Helaket ve Felaket Asrı

Bu asrın emsalsiz zulümlerine karşı Muhammed Ümmeti ne yapmalı? Peygamber efendimiz (sav) âhir zamananın hadiselerinden bahs edince sahabe efendilerimiz “Ya Rasûlullah bu zamana erişirsek ne yaparız” diye telaş etmişlerdir. Üstad Bediüzzaman, bu asrın emsalsiz ve fırtınalı maddî ve manevî şerlerine dikkat çekiyor.

“Şu asrın zulümatlı sahilinde”
Risale-i Nur gerek bu asrın, gerekse önümüzdeki asrın beşeriyetini fikir karanlıklarından kurtarıp, tenvir ve irşad edecektir. Üstad, şimalde koca bir devletin gençlik hevesatını elde ederek, bu asrı fırtınalarıyla saracağını söylüyor. Asrın vekili, Said-i Nursî, bu asrın muhtaç olduğu hakikatları , Nur Risalelerinde olduğunu söylüyor. “Tuh o asrın gayretsiz adamlarına!” denildiği zaman, yüzümüze tükürükleri gelmemek için veyahud silmek için yazılmıştır.” diyede ilave ediyor.

Görev A
Helaket ve felaket asrı metnine göre şu soruları cevaplayın:
(i) Peygamber efendimiz âhir zamanın hadiselerinden bahsedince sahabe efendilerimiz ne diyerek telaş etmiştir?
(ii) Üstad'a göre şimaldeki koca devlet neyi elde ederek bu asrı fırtınalarıyla saracaktır?
(iii) Said-i Nursî, bu asrın muhtaç olduğu hakikatların nerede olduğunu söylüyor?
Görev B
Helaket ve felaket asrı metnini son cümlesinden itibaren sürdürün.
Sonraki liste, helaket ve felaket asrı metninden ayrı bir malzemedir.

Veri Kesiti
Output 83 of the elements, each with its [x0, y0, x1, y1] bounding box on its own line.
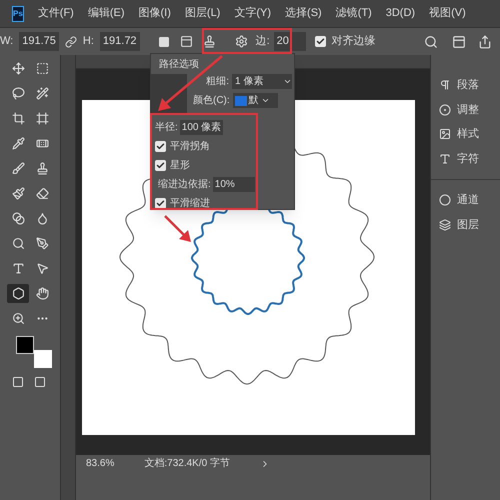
height-field[interactable]: 191.72 [100, 32, 140, 51]
align-icon[interactable] [180, 35, 193, 48]
image-icon[interactable] [439, 128, 451, 140]
app-logo: Ps [12, 6, 24, 22]
bandage-icon [36, 137, 48, 150]
tool-button[interactable] [7, 284, 29, 303]
panel-tab[interactable]: 调整 [457, 102, 479, 118]
brush-icon [12, 187, 24, 200]
width-field[interactable]: 191.75 [19, 32, 59, 51]
panel-tab[interactable]: 通道 [457, 192, 479, 208]
eraser-icon [36, 187, 48, 200]
weight-dropdown[interactable]: 1 像素 [232, 74, 292, 89]
frame-icon [36, 112, 48, 125]
checkbox[interactable] [155, 141, 166, 152]
checkbox[interactable] [314, 36, 326, 47]
height-label: H: [82, 34, 94, 50]
hexagon-icon [12, 287, 24, 300]
share-icon[interactable] [478, 34, 492, 48]
type-icon [12, 262, 24, 275]
checkbox[interactable] [155, 160, 166, 171]
menu-item[interactable]: 视图(V) [429, 5, 466, 22]
search-icon[interactable] [424, 34, 438, 48]
lasso-icon [12, 87, 24, 100]
hand-icon [36, 287, 48, 300]
pointer-icon [36, 262, 48, 275]
document-size: 文档:732.4K/0 字节 [144, 456, 230, 471]
wand-icon [36, 87, 48, 100]
screen-mode-icon[interactable] [34, 376, 46, 388]
color-label: 颜色(C): [193, 94, 230, 108]
radius-label: 半径: [155, 120, 178, 135]
menu-item[interactable]: 图像(I) [138, 5, 171, 22]
chevron-icon [283, 77, 292, 86]
circle-icon[interactable] [439, 194, 451, 206]
zoom-icon [12, 312, 24, 325]
sides-field[interactable]: 20 [274, 32, 306, 51]
weight-label: 粗细: [205, 75, 229, 89]
menu-item[interactable]: 滤镜(T) [336, 5, 372, 22]
settings-icon[interactable] [234, 35, 248, 48]
square-icon[interactable] [158, 36, 170, 48]
option-label: 平滑拐角 [170, 140, 210, 154]
menu-item[interactable]: 3D(D) [386, 5, 416, 22]
pilcrow-icon[interactable] [439, 79, 451, 92]
link-icon[interactable] [64, 36, 77, 48]
panel-tab[interactable]: 字符 [457, 150, 479, 167]
option-label: 缩进边依据: [158, 178, 211, 192]
menu-item[interactable]: 编辑(E) [88, 5, 125, 22]
radius-field[interactable]: 100 像素 [180, 120, 224, 135]
drop-icon [36, 212, 48, 225]
pen-icon [36, 237, 48, 250]
color-dropdown[interactable]: 默 [232, 93, 278, 108]
panel-tab[interactable]: 样式 [457, 126, 479, 142]
option-label: 平滑缩进 [170, 196, 210, 211]
option-label: 星形 [170, 159, 190, 173]
circle-icon[interactable] [439, 104, 451, 116]
align-edges-label: 对齐边缘 [332, 34, 376, 50]
panel-tab[interactable]: 图层 [457, 216, 479, 233]
sides-label: 边: [256, 34, 270, 50]
move-icon [12, 62, 24, 75]
zoom-level: 83.6% [86, 457, 114, 471]
background-swatch[interactable] [34, 350, 52, 368]
annotation-arrow [163, 214, 193, 244]
chevron-icon [260, 96, 270, 105]
letter-icon[interactable] [439, 152, 451, 165]
checkbox[interactable] [155, 198, 166, 209]
popup-title: 路径选项 [158, 58, 200, 72]
menu-item[interactable]: 文件(F) [38, 5, 74, 22]
stamp-icon [36, 162, 48, 175]
menu-item[interactable]: 选择(S) [285, 5, 322, 22]
layers-icon[interactable] [439, 218, 451, 231]
foreground-swatch[interactable] [16, 336, 34, 354]
marquee-icon [36, 62, 48, 75]
arrange-icon[interactable] [202, 35, 216, 48]
brush-icon [12, 162, 24, 175]
magnifier-icon [12, 237, 24, 250]
crop-icon [12, 112, 24, 125]
panel-tab[interactable]: 段落 [457, 77, 479, 94]
menu-item[interactable]: 文字(Y) [234, 5, 272, 22]
indent-field[interactable]: 10% [212, 177, 255, 192]
menu-item[interactable]: 图层(L) [184, 5, 220, 22]
workspace-icon[interactable] [452, 34, 466, 48]
width-label: W: [0, 34, 14, 50]
eyedropper-icon [12, 137, 24, 150]
mask-icon[interactable] [12, 376, 24, 388]
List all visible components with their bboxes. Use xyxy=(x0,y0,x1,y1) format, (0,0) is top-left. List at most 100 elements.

Alıştırma Çıktısı A
(i) “Ya Rasûlullah bu zamana erişirsek ne yaparız” diyerek telaş etmiştir.
(ii) Gençlik hevesatını elde ederek.
(iii) Nur Risalelerinde.

Alıştırma Çıktısı B
Bu asrın dehşetine karşı taklidî olan itikadın istinad kal’aları sarsılmış ancak tahkikî itikat ile muhafaza olunabilir. “Şu asrın bir düsturu olan eşedd-i zulüm ve eşedd-i istibdat “Böyle bir durum karşısında Risale-i Nur eserlerinden istifade etmezsek ne yapabiliriz ki? Risale-i Nur’un şahs-ı manevîsi, asrın içtimaî ve ruhî ve dinî hastalıklarını teşhis etmiş ve müzminleşmiş içtimaî illetleri tedavi edecek şekilde Kur’an-ı Hakîm’in hakikatlarını İlahî bir emirle, bu zamanda yaşayan bütün insanlara arzetmiştir. Bu asrın sağır kulakları dahi işitsin! En karanlık bir asrın kara kara içinde, zulmet zulmet içinde insanları Kur’andan çıkan Risale-i Nura muhtaçtır.

Ey ümmeti Muhammed!
Mevlâ-yı Azîminden, o zamanın ve o asrın fitne ve şerlerinden muhafazanı iste ve yalvar.” Bu asrın dehşetine karşı, taklidî olan itikadın istinad kal’aları sarsılmış ve uzaklaşmış ve perdelenmiş olduğundan; her mü’min, tek başıyla dalaletin cemaatle hücumuna mukavemet ettirecek gayet kuvvetli bir iman-ı tahkikî lâzımdır ki dayanabilsin, o yüzden Risâle-i Nur gibi bir Limana sığınma ihtiyacımız var.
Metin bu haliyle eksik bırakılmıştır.